What you are asked to do = Restate the entries below verbatim.

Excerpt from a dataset

--- Begin ---

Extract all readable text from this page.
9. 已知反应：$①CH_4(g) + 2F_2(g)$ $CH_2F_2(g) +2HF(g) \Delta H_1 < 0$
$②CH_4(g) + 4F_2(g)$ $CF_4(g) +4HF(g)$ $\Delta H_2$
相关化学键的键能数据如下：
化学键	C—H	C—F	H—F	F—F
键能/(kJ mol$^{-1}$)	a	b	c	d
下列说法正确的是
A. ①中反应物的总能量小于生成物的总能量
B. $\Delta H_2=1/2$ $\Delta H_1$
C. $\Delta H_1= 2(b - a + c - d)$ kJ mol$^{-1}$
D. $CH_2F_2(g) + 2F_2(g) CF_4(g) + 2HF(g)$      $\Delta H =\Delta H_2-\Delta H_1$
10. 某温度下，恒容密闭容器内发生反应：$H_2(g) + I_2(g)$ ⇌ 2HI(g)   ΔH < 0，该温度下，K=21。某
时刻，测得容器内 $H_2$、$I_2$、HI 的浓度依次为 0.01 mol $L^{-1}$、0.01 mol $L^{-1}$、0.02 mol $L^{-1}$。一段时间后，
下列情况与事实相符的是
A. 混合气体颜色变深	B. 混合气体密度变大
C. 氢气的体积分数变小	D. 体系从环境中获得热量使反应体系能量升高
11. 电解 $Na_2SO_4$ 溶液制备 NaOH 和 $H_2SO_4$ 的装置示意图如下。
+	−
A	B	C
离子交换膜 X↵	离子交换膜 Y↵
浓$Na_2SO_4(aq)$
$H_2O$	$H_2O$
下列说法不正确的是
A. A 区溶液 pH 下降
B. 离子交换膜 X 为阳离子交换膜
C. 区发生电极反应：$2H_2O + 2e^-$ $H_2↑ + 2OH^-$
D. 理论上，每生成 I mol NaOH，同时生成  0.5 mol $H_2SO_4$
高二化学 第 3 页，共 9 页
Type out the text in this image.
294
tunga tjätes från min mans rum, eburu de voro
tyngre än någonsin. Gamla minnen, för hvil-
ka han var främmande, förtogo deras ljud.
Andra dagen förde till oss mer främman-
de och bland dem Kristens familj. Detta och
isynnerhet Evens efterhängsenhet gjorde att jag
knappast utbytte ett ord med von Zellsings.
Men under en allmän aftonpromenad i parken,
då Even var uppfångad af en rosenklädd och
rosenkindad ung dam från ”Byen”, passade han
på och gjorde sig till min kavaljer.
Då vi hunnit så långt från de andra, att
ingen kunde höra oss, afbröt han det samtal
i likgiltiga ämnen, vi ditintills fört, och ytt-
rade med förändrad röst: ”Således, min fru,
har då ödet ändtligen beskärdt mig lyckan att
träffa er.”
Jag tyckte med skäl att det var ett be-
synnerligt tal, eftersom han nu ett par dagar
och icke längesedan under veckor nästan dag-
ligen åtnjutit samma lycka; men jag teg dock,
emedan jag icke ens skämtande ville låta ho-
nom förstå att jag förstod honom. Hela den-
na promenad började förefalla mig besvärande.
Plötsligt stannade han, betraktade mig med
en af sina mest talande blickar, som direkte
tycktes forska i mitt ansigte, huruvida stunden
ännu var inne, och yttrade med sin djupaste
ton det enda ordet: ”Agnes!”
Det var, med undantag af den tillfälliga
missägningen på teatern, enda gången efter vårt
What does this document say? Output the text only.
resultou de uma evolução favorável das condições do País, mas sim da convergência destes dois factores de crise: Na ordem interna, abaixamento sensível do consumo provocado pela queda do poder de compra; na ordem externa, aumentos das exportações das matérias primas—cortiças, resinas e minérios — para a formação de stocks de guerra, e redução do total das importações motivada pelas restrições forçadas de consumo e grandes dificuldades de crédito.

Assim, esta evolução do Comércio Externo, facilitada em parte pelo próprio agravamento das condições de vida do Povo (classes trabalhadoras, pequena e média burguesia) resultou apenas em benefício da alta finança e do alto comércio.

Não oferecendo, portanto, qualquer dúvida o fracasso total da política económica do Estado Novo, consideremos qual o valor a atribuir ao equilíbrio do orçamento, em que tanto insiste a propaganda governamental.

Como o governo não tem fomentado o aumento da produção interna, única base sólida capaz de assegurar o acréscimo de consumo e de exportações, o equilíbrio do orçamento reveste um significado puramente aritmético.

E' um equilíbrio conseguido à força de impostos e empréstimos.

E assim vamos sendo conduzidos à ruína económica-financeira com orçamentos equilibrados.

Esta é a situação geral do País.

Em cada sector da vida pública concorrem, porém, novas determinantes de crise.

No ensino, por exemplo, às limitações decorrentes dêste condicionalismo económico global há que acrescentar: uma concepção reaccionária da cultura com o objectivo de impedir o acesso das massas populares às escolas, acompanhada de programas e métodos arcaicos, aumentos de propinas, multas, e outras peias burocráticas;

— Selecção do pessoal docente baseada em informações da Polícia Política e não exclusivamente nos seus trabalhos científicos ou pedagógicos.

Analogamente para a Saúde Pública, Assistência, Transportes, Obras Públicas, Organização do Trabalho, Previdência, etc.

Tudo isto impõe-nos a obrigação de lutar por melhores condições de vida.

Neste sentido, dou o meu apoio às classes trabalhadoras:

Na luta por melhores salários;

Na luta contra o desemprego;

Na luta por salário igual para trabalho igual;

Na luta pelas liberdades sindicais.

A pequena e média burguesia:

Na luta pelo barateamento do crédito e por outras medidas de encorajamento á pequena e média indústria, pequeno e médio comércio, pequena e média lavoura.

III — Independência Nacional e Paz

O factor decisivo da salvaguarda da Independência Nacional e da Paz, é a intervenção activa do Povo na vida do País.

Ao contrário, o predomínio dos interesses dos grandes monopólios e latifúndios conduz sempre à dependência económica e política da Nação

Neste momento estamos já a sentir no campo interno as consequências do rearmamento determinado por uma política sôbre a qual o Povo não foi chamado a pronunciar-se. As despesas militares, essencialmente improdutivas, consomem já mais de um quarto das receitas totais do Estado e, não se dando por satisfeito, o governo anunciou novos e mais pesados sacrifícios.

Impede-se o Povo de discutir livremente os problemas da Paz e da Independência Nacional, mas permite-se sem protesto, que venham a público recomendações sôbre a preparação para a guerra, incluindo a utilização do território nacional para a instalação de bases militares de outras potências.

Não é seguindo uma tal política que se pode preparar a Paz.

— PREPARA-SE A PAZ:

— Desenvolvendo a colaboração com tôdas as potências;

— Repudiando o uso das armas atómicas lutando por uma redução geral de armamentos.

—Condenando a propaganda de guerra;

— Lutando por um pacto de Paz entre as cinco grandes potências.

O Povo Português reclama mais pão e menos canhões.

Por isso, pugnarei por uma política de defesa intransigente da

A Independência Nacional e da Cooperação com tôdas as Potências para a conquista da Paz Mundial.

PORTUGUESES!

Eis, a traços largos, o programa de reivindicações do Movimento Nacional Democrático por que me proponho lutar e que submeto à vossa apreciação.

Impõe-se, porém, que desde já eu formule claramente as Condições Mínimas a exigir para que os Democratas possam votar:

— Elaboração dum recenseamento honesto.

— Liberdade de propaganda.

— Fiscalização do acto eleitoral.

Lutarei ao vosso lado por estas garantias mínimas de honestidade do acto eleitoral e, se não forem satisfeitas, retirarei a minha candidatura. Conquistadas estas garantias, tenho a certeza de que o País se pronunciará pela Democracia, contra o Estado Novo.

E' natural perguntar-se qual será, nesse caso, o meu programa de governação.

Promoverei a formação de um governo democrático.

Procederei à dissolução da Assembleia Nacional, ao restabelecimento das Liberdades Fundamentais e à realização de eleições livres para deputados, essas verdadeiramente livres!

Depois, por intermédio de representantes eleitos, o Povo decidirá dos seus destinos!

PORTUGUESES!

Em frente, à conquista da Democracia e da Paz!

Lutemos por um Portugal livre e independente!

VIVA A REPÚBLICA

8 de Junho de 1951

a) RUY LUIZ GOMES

--- End ---

The reply =
Extract all readable text from this page.
9. 已知反应：$①CH_4(g) + 2F_2(g)$ $CH_2F_2(g) +2HF(g) \Delta H_1 < 0$
$②CH_4(g) + 4F_2(g)$ $CF_4(g) +4HF(g)$ $\Delta H_2$
相关化学键的键能数据如下：
化学键	C—H	C—F	H—F	F—F
键能/(kJ mol$^{-1}$)	a	b	c	d
下列说法正确的是
A. ①中反应物的总能量小于生成物的总能量
B. $\Delta H_2=1/2$ $\Delta H_1$
C. $\Delta H_1= 2(b - a + c - d)$ kJ mol$^{-1}$
D. $CH_2F_2(g) + 2F_2(g) CF_4(g) + 2HF(g)$      $\Delta H =\Delta H_2-\Delta H_1$
10. 某温度下，恒容密闭容器内发生反应：$H_2(g) + I_2(g)$ ⇌ 2HI(g)   ΔH < 0，该温度下，K=21。某
时刻，测得容器内 $H_2$、$I_2$、HI 的浓度依次为 0.01 mol $L^{-1}$、0.01 mol $L^{-1}$、0.02 mol $L^{-1}$。一段时间后，
下列情况与事实相符的是
A. 混合气体颜色变深	B. 混合气体密度变大
C. 氢气的体积分数变小	D. 体系从环境中获得热量使反应体系能量升高
11. 电解 $Na_2SO_4$ 溶液制备 NaOH 和 $H_2SO_4$ 的装置示意图如下。
+	−
A	B	C
离子交换膜 X↵	离子交换膜 Y↵
浓$Na_2SO_4(aq)$
$H_2O$	$H_2O$
下列说法不正确的是
A. A 区溶液 pH 下降
B. 离子交换膜 X 为阳离子交换膜
C. 区发生电极反应：$2H_2O + 2e^-$ $H_2↑ + 2OH^-$
D. 理论上，每生成 I mol NaOH，同时生成  0.5 mol $H_2SO_4$
高二化学 第 3 页，共 9 页
Type out the text in this image.
294
tunga tjätes från min mans rum, eburu de voro
tyngre än någonsin. Gamla minnen, för hvil-
ka han var främmande, förtogo deras ljud.
Andra dagen förde till oss mer främman-
de och bland dem Kristens familj. Detta och
isynnerhet Evens efterhängsenhet gjorde att jag
knappast utbytte ett ord med von Zellsings.
Men under en allmän aftonpromenad i parken,
då Even var uppfångad af en rosenklädd och
rosenkindad ung dam från ”Byen”, passade han
på och gjorde sig till min kavaljer.
Då vi hunnit så långt från de andra, att
ingen kunde höra oss, afbröt han det samtal
i likgiltiga ämnen, vi ditintills fört, och ytt-
rade med förändrad röst: ”Således, min fru,
har då ödet ändtligen beskärdt mig lyckan att
träffa er.”
Jag tyckte med skäl att det var ett be-
synnerligt tal, eftersom han nu ett par dagar
och icke längesedan under veckor nästan dag-
ligen åtnjutit samma lycka; men jag teg dock,
emedan jag icke ens skämtande ville låta ho-
nom förstå att jag förstod honom. Hela den-
na promenad började förefalla mig besvärande.
Plötsligt stannade han, betraktade mig med
en af sina mest talande blickar, som direkte
tycktes forska i mitt ansigte, huruvida stunden
ännu var inne, och yttrade med sin djupaste
ton det enda ordet: ”Agnes!”
Det var, med undantag af den tillfälliga
missägningen på teatern, enda gången efter vårt
What does this document say? Output the text only.
resultou de uma evolução favorável das condições do País, mas sim da convergência destes dois factores de crise: Na ordem interna, abaixamento sensível do consumo provocado pela queda do poder de compra; na ordem externa, aumentos das exportações das matérias primas—cortiças, resinas e minérios — para a formação de stocks de guerra, e redução do total das importações motivada pelas restrições forçadas de consumo e grandes dificuldades de crédito.

Assim, esta evolução do Comércio Externo, facilitada em parte pelo próprio agravamento das condições de vida do Povo (classes trabalhadoras, pequena e média burguesia) resultou apenas em benefício da alta finança e do alto comércio.

Não oferecendo, portanto, qualquer dúvida o fracasso total da política económica do Estado Novo, consideremos qual o valor a atribuir ao equilíbrio do orçamento, em que tanto insiste a propaganda governamental.

Como o governo não tem fomentado o aumento da produção interna, única base sólida capaz de assegurar o acréscimo de consumo e de exportações, o equilíbrio do orçamento reveste um significado puramente aritmético.

E' um equilíbrio conseguido à força de impostos e empréstimos.

E assim vamos sendo conduzidos à ruína económica-financeira com orçamentos equilibrados.

Esta é a situação geral do País.

Em cada sector da vida pública concorrem, porém, novas determinantes de crise.

No ensino, por exemplo, às limitações decorrentes dêste condicionalismo económico global há que acrescentar: uma concepção reaccionária da cultura com o objectivo de impedir o acesso das massas populares às escolas, acompanhada de programas e métodos arcaicos, aumentos de propinas, multas, e outras peias burocráticas;

— Selecção do pessoal docente baseada em informações da Polícia Política e não exclusivamente nos seus trabalhos científicos ou pedagógicos.

Analogamente para a Saúde Pública, Assistência, Transportes, Obras Públicas, Organização do Trabalho, Previdência, etc.

Tudo isto impõe-nos a obrigação de lutar por melhores condições de vida.

Neste sentido, dou o meu apoio às classes trabalhadoras:

Na luta por melhores salários;

Na luta contra o desemprego;

Na luta por salário igual para trabalho igual;

Na luta pelas liberdades sindicais.

A pequena e média burguesia:

Na luta pelo barateamento do crédito e por outras medidas de encorajamento á pequena e média indústria, pequeno e médio comércio, pequena e média lavoura.

III — Independência Nacional e Paz

O factor decisivo da salvaguarda da Independência Nacional e da Paz, é a intervenção activa do Povo na vida do País.

Ao contrário, o predomínio dos interesses dos grandes monopólios e latifúndios conduz sempre à dependência económica e política da Nação

Neste momento estamos já a sentir no campo interno as consequências do rearmamento determinado por uma política sôbre a qual o Povo não foi chamado a pronunciar-se. As despesas militares, essencialmente improdutivas, consomem já mais de um quarto das receitas totais do Estado e, não se dando por satisfeito, o governo anunciou novos e mais pesados sacrifícios.

Impede-se o Povo de discutir livremente os problemas da Paz e da Independência Nacional, mas permite-se sem protesto, que venham a público recomendações sôbre a preparação para a guerra, incluindo a utilização do território nacional para a instalação de bases militares de outras potências.

Não é seguindo uma tal política que se pode preparar a Paz.

— PREPARA-SE A PAZ:

— Desenvolvendo a colaboração com tôdas as potências;

— Repudiando o uso das armas atómicas lutando por uma redução geral de armamentos.

—Condenando a propaganda de guerra;

— Lutando por um pacto de Paz entre as cinco grandes potências.

O Povo Português reclama mais pão e menos canhões.

Por isso, pugnarei por uma política de defesa intransigente da

A Independência Nacional e da Cooperação com tôdas as Potências para a conquista da Paz Mundial.

PORTUGUESES!

Eis, a traços largos, o programa de reivindicações do Movimento Nacional Democrático por que me proponho lutar e que submeto à vossa apreciação.

Impõe-se, porém, que desde já eu formule claramente as Condições Mínimas a exigir para que os Democratas possam votar:

— Elaboração dum recenseamento honesto.

— Liberdade de propaganda.

— Fiscalização do acto eleitoral.

Lutarei ao vosso lado por estas garantias mínimas de honestidade do acto eleitoral e, se não forem satisfeitas, retirarei a minha candidatura. Conquistadas estas garantias, tenho a certeza de que o País se pronunciará pela Democracia, contra o Estado Novo.

E' natural perguntar-se qual será, nesse caso, o meu programa de governação.

Promoverei a formação de um governo democrático.

Procederei à dissolução da Assembleia Nacional, ao restabelecimento das Liberdades Fundamentais e à realização de eleições livres para deputados, essas verdadeiramente livres!

Depois, por intermédio de representantes eleitos, o Povo decidirá dos seus destinos!

PORTUGUESES!

Em frente, à conquista da Democracia e da Paz!

Lutemos por um Portugal livre e independente!

VIVA A REPÚBLICA

8 de Junho de 1951

a) RUY LUIZ GOMES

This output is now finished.